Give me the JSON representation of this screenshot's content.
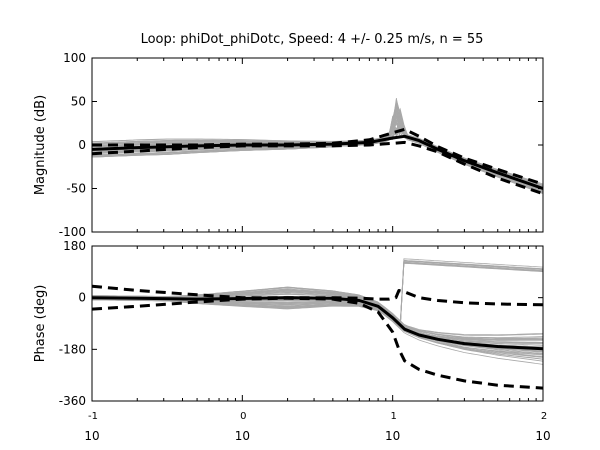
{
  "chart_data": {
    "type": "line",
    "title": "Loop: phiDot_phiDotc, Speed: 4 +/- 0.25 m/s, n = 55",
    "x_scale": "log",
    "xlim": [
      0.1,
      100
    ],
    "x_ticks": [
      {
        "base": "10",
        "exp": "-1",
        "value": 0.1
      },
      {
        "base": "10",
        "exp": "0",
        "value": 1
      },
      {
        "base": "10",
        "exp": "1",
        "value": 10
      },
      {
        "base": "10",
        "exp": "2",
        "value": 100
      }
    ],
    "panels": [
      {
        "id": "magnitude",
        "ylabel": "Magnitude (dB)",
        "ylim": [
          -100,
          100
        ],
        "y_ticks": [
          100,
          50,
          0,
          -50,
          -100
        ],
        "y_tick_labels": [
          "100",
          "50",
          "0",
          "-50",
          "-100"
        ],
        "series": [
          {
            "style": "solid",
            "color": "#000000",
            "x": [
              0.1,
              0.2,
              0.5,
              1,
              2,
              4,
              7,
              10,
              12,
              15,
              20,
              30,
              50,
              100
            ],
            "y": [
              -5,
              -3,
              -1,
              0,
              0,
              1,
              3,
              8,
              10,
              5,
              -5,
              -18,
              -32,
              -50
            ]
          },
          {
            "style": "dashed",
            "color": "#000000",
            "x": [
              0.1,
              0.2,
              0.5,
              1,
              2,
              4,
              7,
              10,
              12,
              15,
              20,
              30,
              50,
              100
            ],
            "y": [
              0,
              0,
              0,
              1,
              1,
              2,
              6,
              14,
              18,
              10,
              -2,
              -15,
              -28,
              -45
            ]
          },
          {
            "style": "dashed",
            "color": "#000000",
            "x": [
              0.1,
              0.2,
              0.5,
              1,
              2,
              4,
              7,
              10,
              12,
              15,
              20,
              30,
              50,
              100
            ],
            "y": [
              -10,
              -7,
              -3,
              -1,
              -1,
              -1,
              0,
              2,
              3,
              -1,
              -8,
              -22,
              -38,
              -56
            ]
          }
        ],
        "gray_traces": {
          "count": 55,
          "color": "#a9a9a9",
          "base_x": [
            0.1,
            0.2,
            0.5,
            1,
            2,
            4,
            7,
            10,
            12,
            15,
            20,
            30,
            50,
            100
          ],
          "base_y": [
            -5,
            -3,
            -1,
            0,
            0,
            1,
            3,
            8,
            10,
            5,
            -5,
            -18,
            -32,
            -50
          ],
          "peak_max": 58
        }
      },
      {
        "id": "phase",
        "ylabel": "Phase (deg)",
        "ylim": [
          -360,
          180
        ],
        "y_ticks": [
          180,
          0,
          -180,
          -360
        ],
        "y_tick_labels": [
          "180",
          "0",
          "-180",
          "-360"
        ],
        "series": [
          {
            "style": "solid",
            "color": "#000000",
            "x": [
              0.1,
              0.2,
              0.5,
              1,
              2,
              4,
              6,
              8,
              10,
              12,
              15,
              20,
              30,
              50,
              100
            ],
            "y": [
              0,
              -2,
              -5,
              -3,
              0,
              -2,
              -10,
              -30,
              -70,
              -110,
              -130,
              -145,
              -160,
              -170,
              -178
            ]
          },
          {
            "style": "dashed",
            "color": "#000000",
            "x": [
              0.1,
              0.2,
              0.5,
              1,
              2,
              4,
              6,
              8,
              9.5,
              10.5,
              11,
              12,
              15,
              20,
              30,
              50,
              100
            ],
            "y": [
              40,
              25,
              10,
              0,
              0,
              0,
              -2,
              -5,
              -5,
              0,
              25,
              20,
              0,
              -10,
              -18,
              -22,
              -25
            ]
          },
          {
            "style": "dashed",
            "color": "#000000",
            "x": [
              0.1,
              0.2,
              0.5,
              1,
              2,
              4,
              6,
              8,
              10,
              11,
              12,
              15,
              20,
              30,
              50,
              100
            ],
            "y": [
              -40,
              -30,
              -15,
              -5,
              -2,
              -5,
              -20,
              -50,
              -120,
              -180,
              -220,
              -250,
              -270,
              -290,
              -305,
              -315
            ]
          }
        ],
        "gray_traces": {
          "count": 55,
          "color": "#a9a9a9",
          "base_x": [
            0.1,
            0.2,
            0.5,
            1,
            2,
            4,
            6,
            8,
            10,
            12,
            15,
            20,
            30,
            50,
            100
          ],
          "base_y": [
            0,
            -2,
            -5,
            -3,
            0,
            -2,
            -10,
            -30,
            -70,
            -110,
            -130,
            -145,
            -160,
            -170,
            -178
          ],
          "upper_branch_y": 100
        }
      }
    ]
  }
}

**STATED TASK**
Go through the entries above and print each one exactly, minus the pictures.

**TASK RESPONSE**
Give me the JSON representation of this screenshot's content.
{
  "chart_data": {
    "type": "line",
    "title": "Loop: phiDot_phiDotc, Speed: 4 +/- 0.25 m/s, n = 55",
    "x_scale": "log",
    "xlim": [
      0.1,
      100
    ],
    "x_ticks": [
      {
        "base": "10",
        "exp": "-1",
        "value": 0.1
      },
      {
        "base": "10",
        "exp": "0",
        "value": 1
      },
      {
        "base": "10",
        "exp": "1",
        "value": 10
      },
      {
        "base": "10",
        "exp": "2",
        "value": 100
      }
    ],
    "panels": [
      {
        "id": "magnitude",
        "ylabel": "Magnitude (dB)",
        "ylim": [
          -100,
          100
        ],
        "y_ticks": [
          100,
          50,
          0,
          -50,
          -100
        ],
        "y_tick_labels": [
          "100",
          "50",
          "0",
          "-50",
          "-100"
        ],
        "series": [
          {
            "style": "solid",
            "color": "#000000",
            "x": [
              0.1,
              0.2,
              0.5,
              1,
              2,
              4,
              7,
              10,
              12,
              15,
              20,
              30,
              50,
              100
            ],
            "y": [
              -5,
              -3,
              -1,
              0,
              0,
              1,
              3,
              8,
              10,
              5,
              -5,
              -18,
              -32,
              -50
            ]
          },
          {
            "style": "dashed",
            "color": "#000000",
            "x": [
              0.1,
              0.2,
              0.5,
              1,
              2,
              4,
              7,
              10,
              12,
              15,
              20,
              30,
              50,
              100
            ],
            "y": [
              0,
              0,
              0,
              1,
              1,
              2,
              6,
              14,
              18,
              10,
              -2,
              -15,
              -28,
              -45
            ]
          },
          {
            "style": "dashed",
            "color": "#000000",
            "x": [
              0.1,
              0.2,
              0.5,
              1,
              2,
              4,
              7,
              10,
              12,
              15,
              20,
              30,
              50,
              100
            ],
            "y": [
              -10,
              -7,
              -3,
              -1,
              -1,
              -1,
              0,
              2,
              3,
              -1,
              -8,
              -22,
              -38,
              -56
            ]
          }
        ],
        "gray_traces": {
          "count": 55,
          "color": "#a9a9a9",
          "base_x": [
            0.1,
            0.2,
            0.5,
            1,
            2,
            4,
            7,
            10,
            12,
            15,
            20,
            30,
            50,
            100
          ],
          "base_y": [
            -5,
            -3,
            -1,
            0,
            0,
            1,
            3,
            8,
            10,
            5,
            -5,
            -18,
            -32,
            -50
          ],
          "peak_max": 58
        }
      },
      {
        "id": "phase",
        "ylabel": "Phase (deg)",
        "ylim": [
          -360,
          180
        ],
        "y_ticks": [
          180,
          0,
          -180,
          -360
        ],
        "y_tick_labels": [
          "180",
          "0",
          "-180",
          "-360"
        ],
        "series": [
          {
            "style": "solid",
            "color": "#000000",
            "x": [
              0.1,
              0.2,
              0.5,
              1,
              2,
              4,
              6,
              8,
              10,
              12,
              15,
              20,
              30,
              50,
              100
            ],
            "y": [
              0,
              -2,
              -5,
              -3,
              0,
              -2,
              -10,
              -30,
              -70,
              -110,
              -130,
              -145,
              -160,
              -170,
              -178
            ]
          },
          {
            "style": "dashed",
            "color": "#000000",
            "x": [
              0.1,
              0.2,
              0.5,
              1,
              2,
              4,
              6,
              8,
              9.5,
              10.5,
              11,
              12,
              15,
              20,
              30,
              50,
              100
            ],
            "y": [
              40,
              25,
              10,
              0,
              0,
              0,
              -2,
              -5,
              -5,
              0,
              25,
              20,
              0,
              -10,
              -18,
              -22,
              -25
            ]
          },
          {
            "style": "dashed",
            "color": "#000000",
            "x": [
              0.1,
              0.2,
              0.5,
              1,
              2,
              4,
              6,
              8,
              10,
              11,
              12,
              15,
              20,
              30,
              50,
              100
            ],
            "y": [
              -40,
              -30,
              -15,
              -5,
              -2,
              -5,
              -20,
              -50,
              -120,
              -180,
              -220,
              -250,
              -270,
              -290,
              -305,
              -315
            ]
          }
        ],
        "gray_traces": {
          "count": 55,
          "color": "#a9a9a9",
          "base_x": [
            0.1,
            0.2,
            0.5,
            1,
            2,
            4,
            6,
            8,
            10,
            12,
            15,
            20,
            30,
            50,
            100
          ],
          "base_y": [
            0,
            -2,
            -5,
            -3,
            0,
            -2,
            -10,
            -30,
            -70,
            -110,
            -130,
            -145,
            -160,
            -170,
            -178
          ],
          "upper_branch_y": 100
        }
      }
    ]
  }
}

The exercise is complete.